Select, from the material below, each line with "Beauregard" in it.
▽
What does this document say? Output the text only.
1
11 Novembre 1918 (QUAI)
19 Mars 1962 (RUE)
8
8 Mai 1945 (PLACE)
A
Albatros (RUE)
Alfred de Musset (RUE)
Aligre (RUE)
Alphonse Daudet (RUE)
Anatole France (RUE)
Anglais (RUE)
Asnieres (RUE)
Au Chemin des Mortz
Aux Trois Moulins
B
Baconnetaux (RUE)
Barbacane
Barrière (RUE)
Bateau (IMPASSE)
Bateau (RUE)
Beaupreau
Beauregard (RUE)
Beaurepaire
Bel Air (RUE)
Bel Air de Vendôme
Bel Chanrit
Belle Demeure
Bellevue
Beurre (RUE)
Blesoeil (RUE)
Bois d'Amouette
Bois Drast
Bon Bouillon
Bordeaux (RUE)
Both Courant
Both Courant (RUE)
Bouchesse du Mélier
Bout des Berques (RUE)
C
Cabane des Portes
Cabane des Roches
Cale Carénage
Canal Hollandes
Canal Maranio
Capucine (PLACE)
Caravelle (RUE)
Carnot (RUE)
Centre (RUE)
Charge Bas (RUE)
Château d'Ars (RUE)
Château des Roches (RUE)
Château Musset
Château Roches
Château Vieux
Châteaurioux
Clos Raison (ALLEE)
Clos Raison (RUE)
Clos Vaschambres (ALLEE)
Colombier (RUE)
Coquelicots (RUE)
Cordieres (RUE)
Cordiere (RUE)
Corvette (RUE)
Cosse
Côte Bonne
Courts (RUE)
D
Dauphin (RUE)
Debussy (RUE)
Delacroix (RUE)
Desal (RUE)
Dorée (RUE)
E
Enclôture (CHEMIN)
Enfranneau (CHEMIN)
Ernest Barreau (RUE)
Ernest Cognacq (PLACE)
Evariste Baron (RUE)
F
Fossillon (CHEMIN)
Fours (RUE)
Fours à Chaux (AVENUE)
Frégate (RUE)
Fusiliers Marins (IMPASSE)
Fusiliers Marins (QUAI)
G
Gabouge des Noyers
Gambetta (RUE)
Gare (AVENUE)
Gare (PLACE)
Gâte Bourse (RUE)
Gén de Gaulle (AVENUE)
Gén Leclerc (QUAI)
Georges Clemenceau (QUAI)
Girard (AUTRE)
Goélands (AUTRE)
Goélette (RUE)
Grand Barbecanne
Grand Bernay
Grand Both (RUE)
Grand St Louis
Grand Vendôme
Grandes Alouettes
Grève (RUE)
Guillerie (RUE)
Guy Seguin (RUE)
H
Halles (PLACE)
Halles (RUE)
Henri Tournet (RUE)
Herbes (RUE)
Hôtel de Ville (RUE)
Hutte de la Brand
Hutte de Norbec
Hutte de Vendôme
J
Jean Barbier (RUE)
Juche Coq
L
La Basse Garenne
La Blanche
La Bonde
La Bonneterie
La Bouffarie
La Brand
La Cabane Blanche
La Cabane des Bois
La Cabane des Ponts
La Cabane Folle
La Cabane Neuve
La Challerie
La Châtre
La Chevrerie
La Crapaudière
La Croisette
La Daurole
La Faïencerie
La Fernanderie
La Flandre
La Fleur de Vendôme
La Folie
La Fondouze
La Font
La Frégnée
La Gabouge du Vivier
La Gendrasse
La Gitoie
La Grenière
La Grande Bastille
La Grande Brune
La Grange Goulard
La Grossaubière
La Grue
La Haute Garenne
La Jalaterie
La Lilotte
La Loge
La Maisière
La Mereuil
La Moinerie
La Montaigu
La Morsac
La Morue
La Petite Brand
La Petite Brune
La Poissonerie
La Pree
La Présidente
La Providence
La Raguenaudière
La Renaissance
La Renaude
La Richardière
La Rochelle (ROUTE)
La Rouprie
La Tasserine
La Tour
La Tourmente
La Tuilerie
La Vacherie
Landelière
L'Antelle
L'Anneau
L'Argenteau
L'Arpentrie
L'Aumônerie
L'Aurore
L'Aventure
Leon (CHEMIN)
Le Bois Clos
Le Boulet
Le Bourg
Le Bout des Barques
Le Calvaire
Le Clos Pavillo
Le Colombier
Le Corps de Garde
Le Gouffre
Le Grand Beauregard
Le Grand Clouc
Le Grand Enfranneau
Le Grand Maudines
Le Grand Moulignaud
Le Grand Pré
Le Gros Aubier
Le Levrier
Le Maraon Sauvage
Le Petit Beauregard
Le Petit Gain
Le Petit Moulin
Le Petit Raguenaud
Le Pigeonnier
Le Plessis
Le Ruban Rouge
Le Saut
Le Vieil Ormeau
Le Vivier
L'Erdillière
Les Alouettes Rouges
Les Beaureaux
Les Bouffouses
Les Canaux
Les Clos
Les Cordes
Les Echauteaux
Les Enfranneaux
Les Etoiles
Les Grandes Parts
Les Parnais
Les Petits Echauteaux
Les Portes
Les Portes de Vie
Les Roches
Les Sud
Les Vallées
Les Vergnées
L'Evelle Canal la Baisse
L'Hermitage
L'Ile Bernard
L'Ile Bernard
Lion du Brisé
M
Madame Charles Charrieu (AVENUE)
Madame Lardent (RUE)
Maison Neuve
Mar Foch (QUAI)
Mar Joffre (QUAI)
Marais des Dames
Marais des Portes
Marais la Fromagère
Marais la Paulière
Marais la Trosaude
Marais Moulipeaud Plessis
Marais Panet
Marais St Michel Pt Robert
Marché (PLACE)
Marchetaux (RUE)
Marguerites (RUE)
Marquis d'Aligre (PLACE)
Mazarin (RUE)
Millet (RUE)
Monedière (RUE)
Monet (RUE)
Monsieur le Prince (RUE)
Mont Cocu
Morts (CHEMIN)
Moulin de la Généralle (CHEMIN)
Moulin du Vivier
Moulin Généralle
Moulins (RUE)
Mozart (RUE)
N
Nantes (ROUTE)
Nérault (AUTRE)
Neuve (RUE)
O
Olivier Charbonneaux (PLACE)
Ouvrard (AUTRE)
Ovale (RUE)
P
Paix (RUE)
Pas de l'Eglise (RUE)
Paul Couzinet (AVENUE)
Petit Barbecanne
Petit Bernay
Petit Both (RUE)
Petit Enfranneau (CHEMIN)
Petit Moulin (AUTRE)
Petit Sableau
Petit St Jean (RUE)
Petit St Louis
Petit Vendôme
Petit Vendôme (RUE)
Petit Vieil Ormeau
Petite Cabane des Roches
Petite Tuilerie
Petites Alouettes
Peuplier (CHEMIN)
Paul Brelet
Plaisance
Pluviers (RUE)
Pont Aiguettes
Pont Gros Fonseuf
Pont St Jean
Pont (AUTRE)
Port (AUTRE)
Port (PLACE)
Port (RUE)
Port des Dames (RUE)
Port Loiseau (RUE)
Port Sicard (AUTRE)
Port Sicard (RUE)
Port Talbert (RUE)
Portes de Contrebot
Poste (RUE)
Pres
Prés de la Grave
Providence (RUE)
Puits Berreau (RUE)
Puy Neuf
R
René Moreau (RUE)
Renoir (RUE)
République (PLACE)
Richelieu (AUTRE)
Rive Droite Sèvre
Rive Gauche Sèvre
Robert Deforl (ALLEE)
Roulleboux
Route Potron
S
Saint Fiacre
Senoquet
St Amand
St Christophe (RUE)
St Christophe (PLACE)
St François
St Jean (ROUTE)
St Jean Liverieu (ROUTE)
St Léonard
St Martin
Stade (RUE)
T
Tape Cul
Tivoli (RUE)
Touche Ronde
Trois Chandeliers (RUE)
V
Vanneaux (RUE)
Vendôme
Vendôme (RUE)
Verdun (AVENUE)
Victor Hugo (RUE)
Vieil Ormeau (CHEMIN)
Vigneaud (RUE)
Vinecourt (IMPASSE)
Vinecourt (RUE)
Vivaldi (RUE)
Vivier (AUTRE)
△
### [Solved exercise]
Beauregard (RUE)
Le Grand Beauregard
Le Petit Beauregard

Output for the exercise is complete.